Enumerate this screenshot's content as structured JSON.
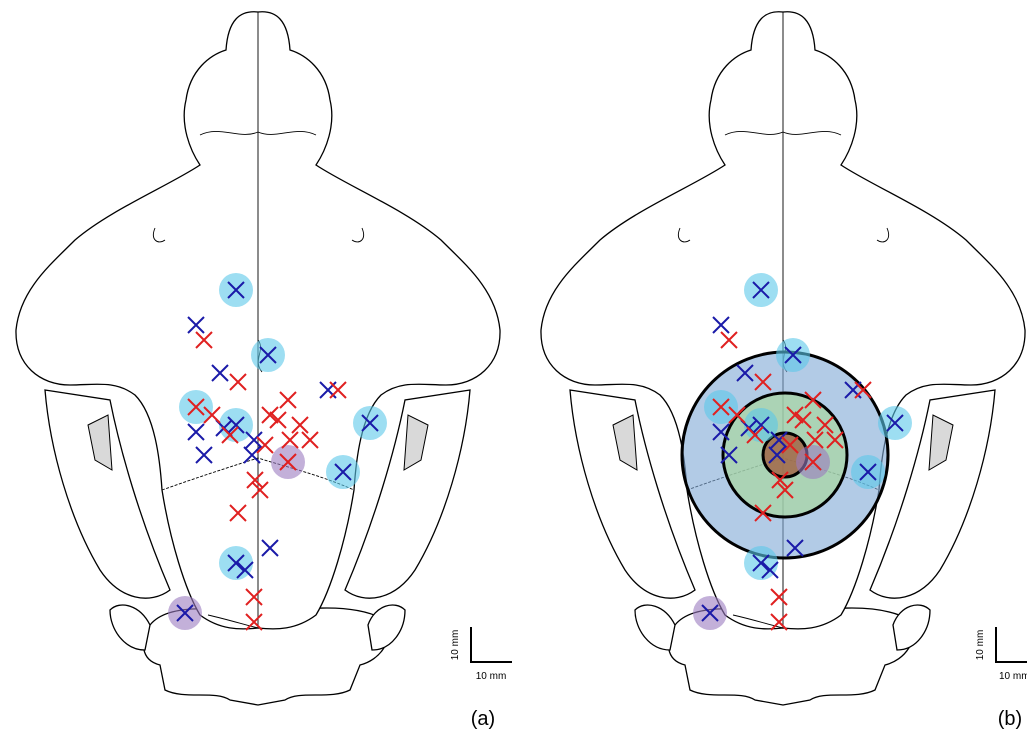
{
  "panels": [
    {
      "label": "(a)",
      "scale_bar": {
        "vertical": "10 mm",
        "horizontal": "10 mm"
      }
    },
    {
      "label": "(b)",
      "scale_bar": {
        "vertical": "10 mm",
        "horizontal": "10 mm"
      }
    }
  ]
}
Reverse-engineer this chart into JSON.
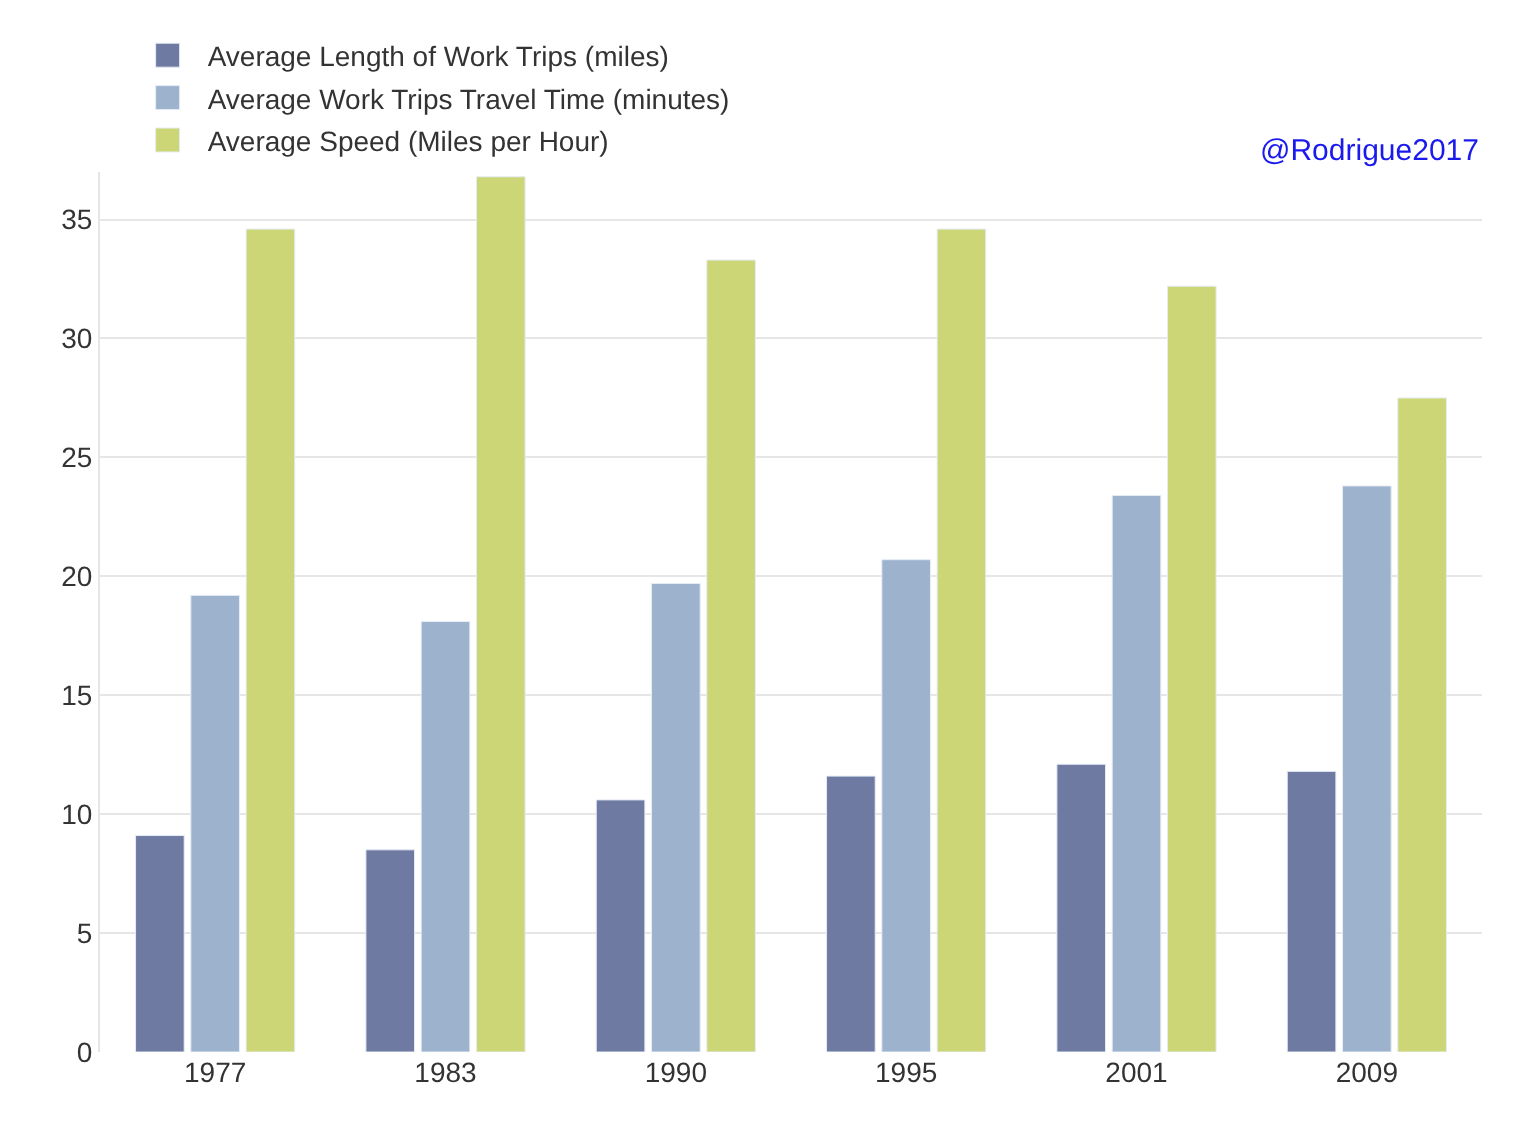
{
  "chart_data": {
    "type": "bar",
    "categories": [
      "1977",
      "1983",
      "1990",
      "1995",
      "2001",
      "2009"
    ],
    "series": [
      {
        "name": "Average Length of Work Trips (miles)",
        "color": "#6e7aa2",
        "values": [
          9.1,
          8.5,
          10.6,
          11.6,
          12.1,
          11.8
        ]
      },
      {
        "name": "Average Work Trips Travel Time (minutes)",
        "color": "#9db3cd",
        "values": [
          19.2,
          18.1,
          19.7,
          20.7,
          23.4,
          23.8
        ]
      },
      {
        "name": "Average Speed (Miles per Hour)",
        "color": "#cdd676",
        "values": [
          34.6,
          36.8,
          33.3,
          34.6,
          32.2,
          27.5
        ]
      }
    ],
    "ylim": [
      0,
      37
    ],
    "yticks": [
      0,
      5,
      10,
      15,
      20,
      25,
      30,
      35
    ],
    "grid": "y",
    "legend": "top",
    "annotations": [
      "@Rodrigue2017"
    ]
  }
}
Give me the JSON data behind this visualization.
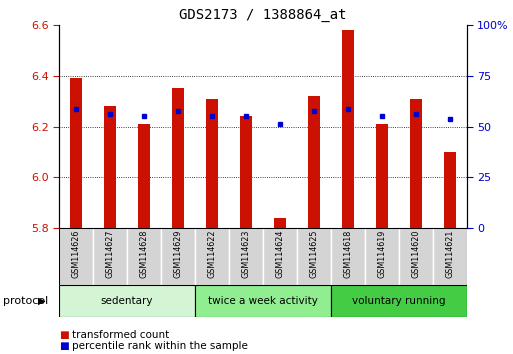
{
  "title": "GDS2173 / 1388864_at",
  "samples": [
    "GSM114626",
    "GSM114627",
    "GSM114628",
    "GSM114629",
    "GSM114622",
    "GSM114623",
    "GSM114624",
    "GSM114625",
    "GSM114618",
    "GSM114619",
    "GSM114620",
    "GSM114621"
  ],
  "red_values": [
    6.39,
    6.28,
    6.21,
    6.35,
    6.31,
    6.24,
    5.84,
    6.32,
    6.58,
    6.21,
    6.31,
    6.1
  ],
  "blue_values": [
    6.27,
    6.25,
    6.24,
    6.26,
    6.24,
    6.24,
    6.21,
    6.26,
    6.27,
    6.24,
    6.25,
    6.23
  ],
  "ylim": [
    5.8,
    6.6
  ],
  "yticks": [
    5.8,
    6.0,
    6.2,
    6.4,
    6.6
  ],
  "y2lim": [
    0,
    100
  ],
  "y2ticks": [
    0,
    25,
    50,
    75,
    100
  ],
  "y2labels": [
    "0",
    "25",
    "50",
    "75",
    "100%"
  ],
  "groups": [
    {
      "label": "sedentary",
      "start": 0,
      "end": 4,
      "color": "#d4f5d4"
    },
    {
      "label": "twice a week activity",
      "start": 4,
      "end": 8,
      "color": "#90ee90"
    },
    {
      "label": "voluntary running",
      "start": 8,
      "end": 12,
      "color": "#44cc44"
    }
  ],
  "bar_color": "#cc1100",
  "dot_color": "#0000cc",
  "bg_color": "#ffffff",
  "tick_color_left": "#cc1100",
  "tick_color_right": "#0000cc",
  "legend_items": [
    {
      "label": "transformed count",
      "color": "#cc1100"
    },
    {
      "label": "percentile rank within the sample",
      "color": "#0000cc"
    }
  ],
  "protocol_label": "protocol",
  "bar_width": 0.35
}
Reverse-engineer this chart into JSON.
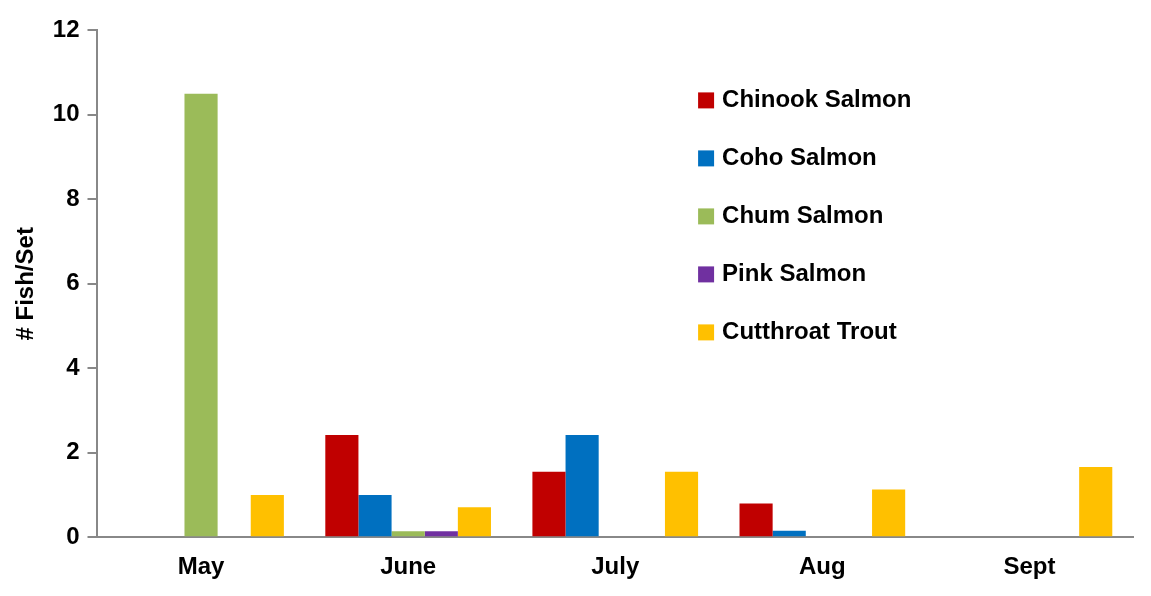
{
  "chart_data": {
    "type": "bar",
    "ylabel": "# Fish/Set",
    "categories": [
      "May",
      "June",
      "July",
      "Aug",
      "Sept"
    ],
    "series": [
      {
        "name": "Chinook Salmon",
        "color": "#c00000",
        "values": [
          0,
          2.42,
          1.55,
          0.8,
          0
        ]
      },
      {
        "name": "Coho Salmon",
        "color": "#0070c0",
        "values": [
          0,
          1.0,
          2.42,
          0.15,
          0
        ]
      },
      {
        "name": "Chum Salmon",
        "color": "#9bbb59",
        "values": [
          10.5,
          0.14,
          0,
          0,
          0
        ]
      },
      {
        "name": "Pink Salmon",
        "color": "#7030a0",
        "values": [
          0,
          0.14,
          0,
          0,
          0
        ]
      },
      {
        "name": "Cutthroat Trout",
        "color": "#ffc000",
        "values": [
          1.0,
          0.71,
          1.55,
          1.13,
          1.66
        ]
      }
    ],
    "ylim": [
      0,
      12
    ],
    "yticks": [
      0,
      2,
      4,
      6,
      8,
      10,
      12
    ],
    "grid": false,
    "legend": "top right"
  }
}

## DESCRIPTION OF THE TASK
Skipping the pictures, transcribe each line above exactly as it appears.

## SOLUTION
Enumerate this screenshot's content as structured JSON.
{
  "panels": [
    {
      "label": "(a)",
      "scale_bar": {
        "vertical": "10 mm",
        "horizontal": "10 mm"
      }
    },
    {
      "label": "(b)",
      "scale_bar": {
        "vertical": "10 mm",
        "horizontal": "10 mm"
      }
    }
  ]
}
Reverse-engineer this chart into JSON.
{
  "chart_data": {
    "type": "bar",
    "categories": [
      "1977",
      "1983",
      "1990",
      "1995",
      "2001",
      "2009"
    ],
    "series": [
      {
        "name": "Average Length of Work Trips (miles)",
        "color": "#6e7aa2",
        "values": [
          9.1,
          8.5,
          10.6,
          11.6,
          12.1,
          11.8
        ]
      },
      {
        "name": "Average Work Trips Travel Time (minutes)",
        "color": "#9db3cd",
        "values": [
          19.2,
          18.1,
          19.7,
          20.7,
          23.4,
          23.8
        ]
      },
      {
        "name": "Average Speed (Miles per Hour)",
        "color": "#cdd676",
        "values": [
          34.6,
          36.8,
          33.3,
          34.6,
          32.2,
          27.5
        ]
      }
    ],
    "ylim": [
      0,
      37
    ],
    "yticks": [
      0,
      5,
      10,
      15,
      20,
      25,
      30,
      35
    ],
    "grid": "y",
    "legend": "top",
    "annotations": [
      "@Rodrigue2017"
    ]
  }
}
Give me the JSON data behind this visualization.
{
  "title": "GDS2173 / 1388864_at",
  "samples": [
    "GSM114626",
    "GSM114627",
    "GSM114628",
    "GSM114629",
    "GSM114622",
    "GSM114623",
    "GSM114624",
    "GSM114625",
    "GSM114618",
    "GSM114619",
    "GSM114620",
    "GSM114621"
  ],
  "red_values": [
    6.39,
    6.28,
    6.21,
    6.35,
    6.31,
    6.24,
    5.84,
    6.32,
    6.58,
    6.21,
    6.31,
    6.1
  ],
  "blue_values": [
    6.27,
    6.25,
    6.24,
    6.26,
    6.24,
    6.24,
    6.21,
    6.26,
    6.27,
    6.24,
    6.25,
    6.23
  ],
  "ylim": [
    5.8,
    6.6
  ],
  "yticks": [
    5.8,
    6.0,
    6.2,
    6.4,
    6.6
  ],
  "y2lim": [
    0,
    100
  ],
  "y2ticks": [
    0,
    25,
    50,
    75,
    100
  ],
  "y2labels": [
    "0",
    "25",
    "50",
    "75",
    "100%"
  ],
  "groups": [
    {
      "label": "sedentary",
      "start": 0,
      "end": 4,
      "color": "#d4f5d4"
    },
    {
      "label": "twice a week activity",
      "start": 4,
      "end": 8,
      "color": "#90ee90"
    },
    {
      "label": "voluntary running",
      "start": 8,
      "end": 12,
      "color": "#44cc44"
    }
  ],
  "bar_color": "#cc1100",
  "dot_color": "#0000cc",
  "bg_color": "#ffffff",
  "tick_color_left": "#cc1100",
  "tick_color_right": "#0000cc",
  "legend_items": [
    {
      "label": "transformed count",
      "color": "#cc1100"
    },
    {
      "label": "percentile rank within the sample",
      "color": "#0000cc"
    }
  ],
  "protocol_label": "protocol",
  "bar_width": 0.35
}
Reverse-engineer this chart into JSON.
{
  "chart_data": {
    "type": "bar",
    "ylabel": "# Fish/Set",
    "categories": [
      "May",
      "June",
      "July",
      "Aug",
      "Sept"
    ],
    "series": [
      {
        "name": "Chinook Salmon",
        "color": "#c00000",
        "values": [
          0,
          2.42,
          1.55,
          0.8,
          0
        ]
      },
      {
        "name": "Coho Salmon",
        "color": "#0070c0",
        "values": [
          0,
          1.0,
          2.42,
          0.15,
          0
        ]
      },
      {
        "name": "Chum Salmon",
        "color": "#9bbb59",
        "values": [
          10.5,
          0.14,
          0,
          0,
          0
        ]
      },
      {
        "name": "Pink Salmon",
        "color": "#7030a0",
        "values": [
          0,
          0.14,
          0,
          0,
          0
        ]
      },
      {
        "name": "Cutthroat Trout",
        "color": "#ffc000",
        "values": [
          1.0,
          0.71,
          1.55,
          1.13,
          1.66
        ]
      }
    ],
    "ylim": [
      0,
      12
    ],
    "yticks": [
      0,
      2,
      4,
      6,
      8,
      10,
      12
    ],
    "grid": false,
    "legend": "top right"
  }
}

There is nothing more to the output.